Recorded data
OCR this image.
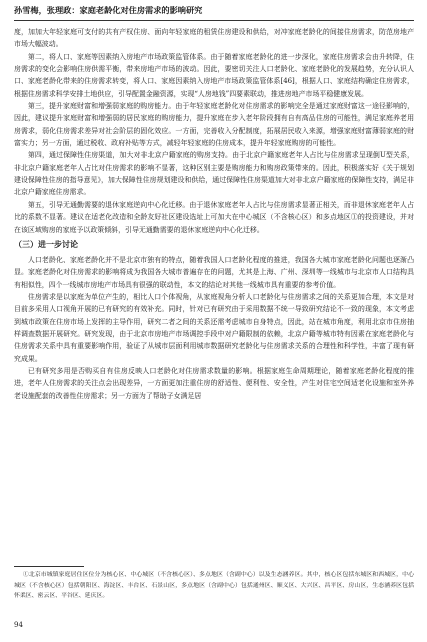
孙雪梅，张理政：家庭老龄化对住房需求的影响研究

度，加加大年轻家庭可支付的共有产权住房、面向年轻家庭的租赁住房建设和供给，对冲家庭老龄化的间接住房需求，防范房地产市场大幅波动。

第二，将人口、家庭等因素纳入房地产市场政策监管体系。由于随着家庭老龄化的进一步深化，家庭住房需求会由升转降，住房需求的变化会影响住房供需平衡，带来房地产市场的波动。因此，要密切关注人口老龄化、家庭老龄化的发展趋势，充分认识人口、家庭老龄化带来的住房需求转变，将人口、家庭因素纳入房地产市场政策监管体系[46]，根据人口、家庭结构确定住房需求，根据住房需求科学安排土地供应，引导配置金融资源，实现“人房地钱”四要素联动，推进房地产市场平稳健康发展。

第三，提升家庭财富和增强弱家庭的购房能力。由于年轻家庭老龄化对住房需求的影响完全是通过家庭财富这一途径影响的，因此，建议提升家庭财富和增强弱的居民家庭的购房能力，提升家庭在步入老年阶段拥有自有高品住房的可能性，满足家庭养老用房需求，弱化住房需求差异对社会阶层的固化效应。一方面，完善收入分配制度，拓展居民收入来源，增强家庭财富薄弱家庭的财富实力；另一方面，通过税收、政府补贴等方式，减轻年轻家庭的住房成本，提升年轻家庭购房的可能性。

第四，通过保障性住房渠道，加大对非北京户籍家庭的购房支持。由于北京户籍家庭老年人占比与住房需求呈现倒U型关系，非北京户籍家庭老年人占比对住房需求的影响不显著，这种区别主要是购房能力和购房政策带来的。因此，积极落实好《关于规划建设保障性住房的指导意见》，加大保障性住房规划建设和供给，通过保障性住房渠道加大对非北京户籍家庭的保障性支持，满足非北京户籍家庭住房需求。

第五，引导无通勤需要的退休家庭逆向中心化迁移。由于退休家庭老年人占比与住房需求显著正相关，而非退休家庭老年人占比的系数不显著。建议在适老化改造和全龄友好社区建设选址上可加大在中心城区（不含核心区）和多点地区①的投资建设，并对在该区域购房的家庭予以政策倾斜，引导无通勤需要的退休家庭逆向中心化迁移。

（三）进一步讨论

人口老龄化、家庭老龄化并不是北京市独有的特点，随着我国人口老龄化程度的推进，我国各大城市家庭老龄化问题也逐渐凸显。家庭老龄化对住房需求的影响将成为我国各大城市普遍存在的问题，尤其是上海、广州、深圳等一线城市与北京市人口结构具有相似性，四个一线城市房地产市场具有很强的联动性，本文的结论对其他一线城市具有重要的参考价值。

住房需求是以家庭为单位产生的，相比人口个体视角，从家庭视角分析人口老龄化与住房需求之间的关系更加合理，本文是对目前多采用人口视角开展的已有研究的有效补充。同时，针对已有研究由于采用数据不统一导致研究结论不一致的现象，本文考虑到城市政策在住房市场上发挥的主导作用，研究二者之间的关系还需考虑城市自身特点，因此，站在城市角度，利用北京市住房抽样调查数据开展研究。研究发现，由于北京市房地产市场调控手段中对户籍限制的依赖，北京户籍等城市特有因素在家庭老龄化与住房需求关系中具有重要影响作用，验证了从城市层面利用城市数据研究老龄化与住房需求关系的合理性和科学性，丰富了现有研究成果。

已有研究多用是否购买自有住房反映人口老龄化对住房需求数量的影响。根据家庭生命周期理论，随着家庭老龄化程度的推进，老年人住房需求的关注点会出现差异，一方面更加注重住房的舒适性、便利性、安全性，产生对住宅空间适老化设施和室外养老设施配套的改善性住房需求；另一方面为了帮助子女满足居

①北京市城镇家庭居住区位分为核心区、中心城区（不含核心区）、多点地区（含副中心）以及生态涵养区。其中，核心区包括东城区和西城区，中心城区（不含核心区）包括朝阳区、海淀区、丰台区、石景山区，多点地区（含副中心）包括通州区、顺义区、大兴区、昌平区、房山区，生态涵养区包括怀柔区、密云区、平谷区、延庆区。
94
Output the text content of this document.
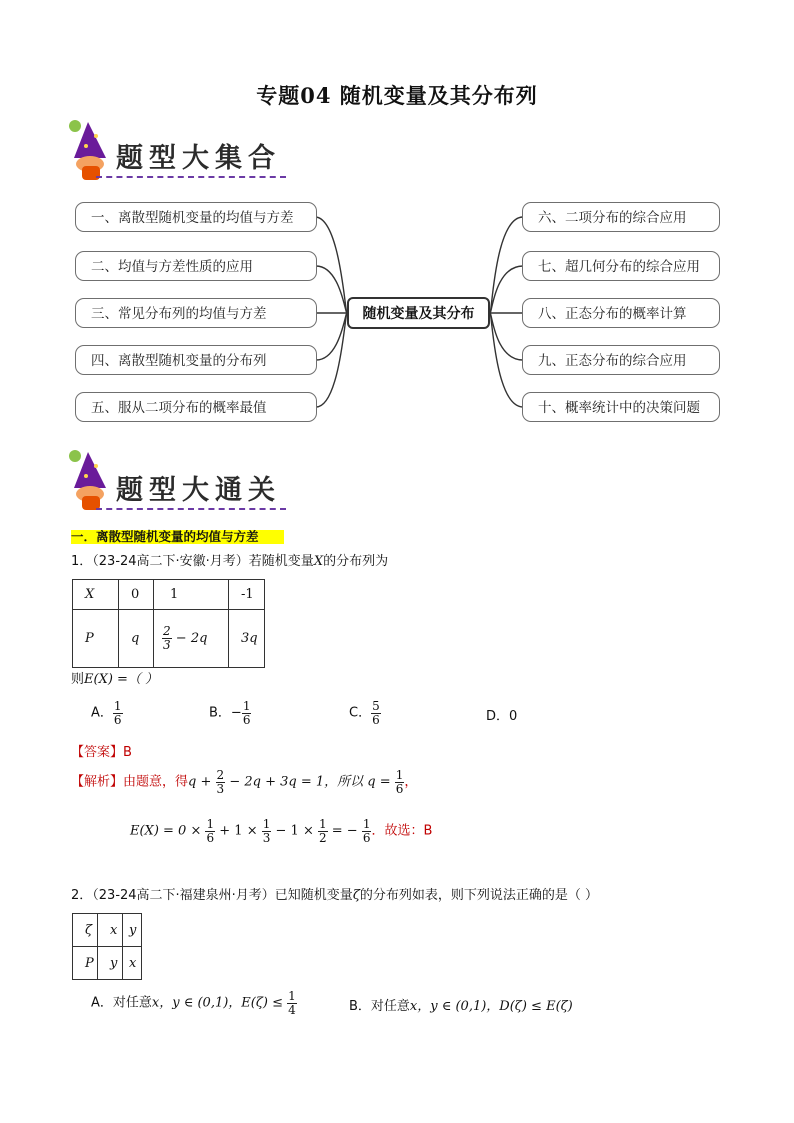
专题04 随机变量及其分布列
题型大集合
一、离散型随机变量的均值与方差
二、均值与方差性质的应用
三、常见分布列的均值与方差
四、离散型随机变量的分布列
五、服从二项分布的概率最值
随机变量及其分布
六、二项分布的综合应用
七、超几何分布的综合应用
八、正态分布的概率计算
九、正态分布的综合应用
十、概率统计中的决策问题
题型大通关
一．离散型随机变量的均值与方差
1．（23-24高二下·安徽·月考）若随机变量X的分布列为
X	0	1	-1
P	q	$\frac{2}{3} - 2q$	3q
则E(X) =（ ）
A． $\frac{1}{6}$	B．− $\frac{1}{6}$	C． $\frac{5}{6}$	D．0
【答案】B
【解析】由题意，得$q + \frac{2}{3} - 2q + 3q = 1$，所以 $q = \frac{1}{6}$ ，
$E(X) = 0 \times \frac{1}{6} + 1 \times \frac{1}{3} - 1 \times \frac{1}{2}$ = − $\frac{1}{6}$ ．故选：B
2．（23-24高二下·福建泉州·月考）已知随机变量ζ的分布列如表，则下列说法正确的是（ ）
ζ	x	y
P	y	x
A．对任意x，y ∈ (0,1)，$E(\zeta) \le \frac{1}{4}$	B．对任意x，y ∈ (0,1)，D(ζ) ≤ E(ζ)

◆ **What the task requires**
Copy each line of the records precisely and drop any images they hold.

◆ **Result of this exercise**
OCR this image.
孙雪梅，张理政：家庭老龄化对住房需求的影响研究

度，加加大年轻家庭可支付的共有产权住房、面向年轻家庭的租赁住房建设和供给，对冲家庭老龄化的间接住房需求，防范房地产市场大幅波动。

第二，将人口、家庭等因素纳入房地产市场政策监管体系。由于随着家庭老龄化的进一步深化，家庭住房需求会由升转降，住房需求的变化会影响住房供需平衡，带来房地产市场的波动。因此，要密切关注人口老龄化、家庭老龄化的发展趋势，充分认识人口、家庭老龄化带来的住房需求转变，将人口、家庭因素纳入房地产市场政策监管体系[46]，根据人口、家庭结构确定住房需求，根据住房需求科学安排土地供应，引导配置金融资源，实现“人房地钱”四要素联动，推进房地产市场平稳健康发展。

第三，提升家庭财富和增强弱家庭的购房能力。由于年轻家庭老龄化对住房需求的影响完全是通过家庭财富这一途径影响的，因此，建议提升家庭财富和增强弱的居民家庭的购房能力，提升家庭在步入老年阶段拥有自有高品住房的可能性，满足家庭养老用房需求，弱化住房需求差异对社会阶层的固化效应。一方面，完善收入分配制度，拓展居民收入来源，增强家庭财富薄弱家庭的财富实力；另一方面，通过税收、政府补贴等方式，减轻年轻家庭的住房成本，提升年轻家庭购房的可能性。

第四，通过保障性住房渠道，加大对非北京户籍家庭的购房支持。由于北京户籍家庭老年人占比与住房需求呈现倒U型关系，非北京户籍家庭老年人占比对住房需求的影响不显著，这种区别主要是购房能力和购房政策带来的。因此，积极落实好《关于规划建设保障性住房的指导意见》，加大保障性住房规划建设和供给，通过保障性住房渠道加大对非北京户籍家庭的保障性支持，满足非北京户籍家庭住房需求。

第五，引导无通勤需要的退休家庭逆向中心化迁移。由于退休家庭老年人占比与住房需求显著正相关，而非退休家庭老年人占比的系数不显著。建议在适老化改造和全龄友好社区建设选址上可加大在中心城区（不含核心区）和多点地区①的投资建设，并对在该区域购房的家庭予以政策倾斜，引导无通勤需要的退休家庭逆向中心化迁移。

（三）进一步讨论

人口老龄化、家庭老龄化并不是北京市独有的特点，随着我国人口老龄化程度的推进，我国各大城市家庭老龄化问题也逐渐凸显。家庭老龄化对住房需求的影响将成为我国各大城市普遍存在的问题，尤其是上海、广州、深圳等一线城市与北京市人口结构具有相似性，四个一线城市房地产市场具有很强的联动性，本文的结论对其他一线城市具有重要的参考价值。

住房需求是以家庭为单位产生的，相比人口个体视角，从家庭视角分析人口老龄化与住房需求之间的关系更加合理，本文是对目前多采用人口视角开展的已有研究的有效补充。同时，针对已有研究由于采用数据不统一导致研究结论不一致的现象，本文考虑到城市政策在住房市场上发挥的主导作用，研究二者之间的关系还需考虑城市自身特点，因此，站在城市角度，利用北京市住房抽样调查数据开展研究。研究发现，由于北京市房地产市场调控手段中对户籍限制的依赖，北京户籍等城市特有因素在家庭老龄化与住房需求关系中具有重要影响作用，验证了从城市层面利用城市数据研究老龄化与住房需求关系的合理性和科学性，丰富了现有研究成果。

已有研究多用是否购买自有住房反映人口老龄化对住房需求数量的影响。根据家庭生命周期理论，随着家庭老龄化程度的推进，老年人住房需求的关注点会出现差异，一方面更加注重住房的舒适性、便利性、安全性，产生对住宅空间适老化设施和室外养老设施配套的改善性住房需求；另一方面为了帮助子女满足居

①北京市城镇家庭居住区位分为核心区、中心城区（不含核心区）、多点地区（含副中心）以及生态涵养区。其中，核心区包括东城区和西城区，中心城区（不含核心区）包括朝阳区、海淀区、丰台区、石景山区，多点地区（含副中心）包括通州区、顺义区、大兴区、昌平区、房山区，生态涵养区包括怀柔区、密云区、平谷区、延庆区。
94
Output the text content of this document.
专题04 随机变量及其分布列
题型大集合
一、离散型随机变量的均值与方差
二、均值与方差性质的应用
三、常见分布列的均值与方差
四、离散型随机变量的分布列
五、服从二项分布的概率最值
随机变量及其分布
六、二项分布的综合应用
七、超几何分布的综合应用
八、正态分布的概率计算
九、正态分布的综合应用
十、概率统计中的决策问题
题型大通关
一．离散型随机变量的均值与方差
1．（23-24高二下·安徽·月考）若随机变量X的分布列为
X	0	1	-1
P	q	$\frac{2}{3} - 2q$	3q
则E(X) =（ ）
A． $\frac{1}{6}$	B．− $\frac{1}{6}$	C． $\frac{5}{6}$	D．0
【答案】B
【解析】由题意，得$q + \frac{2}{3} - 2q + 3q = 1$，所以 $q = \frac{1}{6}$ ，
$E(X) = 0 \times \frac{1}{6} + 1 \times \frac{1}{3} - 1 \times \frac{1}{2}$ = − $\frac{1}{6}$ ．故选：B
2．（23-24高二下·福建泉州·月考）已知随机变量ζ的分布列如表，则下列说法正确的是（ ）
ζ	x	y
P	y	x
A．对任意x，y ∈ (0,1)，$E(\zeta) \le \frac{1}{4}$	B．对任意x，y ∈ (0,1)，D(ζ) ≤ E(ζ)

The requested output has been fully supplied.